# PASSAGE GIVEN

In fact, a long time before Dave have posted his proposal - about 3 months
ago, at the first time I took a look at boost.org - I thought about such
classes as an ideal candidates to the boost library. As Paul Moore said,
they are indeed sort of classes that get reinvented over and over and I
think it's time to try to summarize experience we have by now with them (I
think everybody in this group have written his own version of them, right?
;) and to present some initial version which eventually may become a
standard - as it happens with 'string'. So I've took a courage to make the
first contribution. It's really a very raw version, so any constructive
feedback is welcome. And actually there are already a few open questions I
want to discuss here:
1) What about the 'problem of one pixel'? Do coordinate values have to be
treated as coordinates of points or as coordinates of grid lines between
points? E.g. what pair of points describes the following rectangle:
(1,1)-(4,3) or (1,1)-(5,4)?
_________
|_|_|_|_|_|_|
|_|#|#|#|#|_|
|_|#|_|_|#|_|
|_|#|#|#|#|_|
|_|_|_|_|_|_|
The answer to this question determines the implementation of many
rectangle's methods, such as width() ( 'return right - left + 1' or 'return
right - left' ?). Native coordinate systems on many platforms seem to agree
upon the second model - coordinate values are treated as coordinates of grid
lines between points, but definitely there are systems which use the first
approach. We can choose one of them and delegate dealing with the problem to
conversion operators from our classes to native geometry types, but does
this solve the problem? I mean would all people accept this solution? What
if some of them already have a platform-independent code that relies on a
particular method which may be different from our choice? Probably they'll
decide not to use the boost geometry classes - even if they are still
adding a new code to their project. Otherwise they ought to remember what
kind of classes they are using every time when they work on a particular
code fragment.

# EXTRACTED ENTRIES
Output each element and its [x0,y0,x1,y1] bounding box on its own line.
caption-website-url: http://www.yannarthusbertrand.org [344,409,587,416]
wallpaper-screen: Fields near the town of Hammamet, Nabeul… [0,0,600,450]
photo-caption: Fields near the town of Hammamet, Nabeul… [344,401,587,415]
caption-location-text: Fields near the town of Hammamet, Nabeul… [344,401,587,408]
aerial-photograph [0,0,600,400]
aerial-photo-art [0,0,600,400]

# STATED GOAL
In the forum post, which model do native coordinate systems on many platforms seem to agree upon?

# FULL RESPONSE
They treat coordinate values as coordinates of grid lines between points.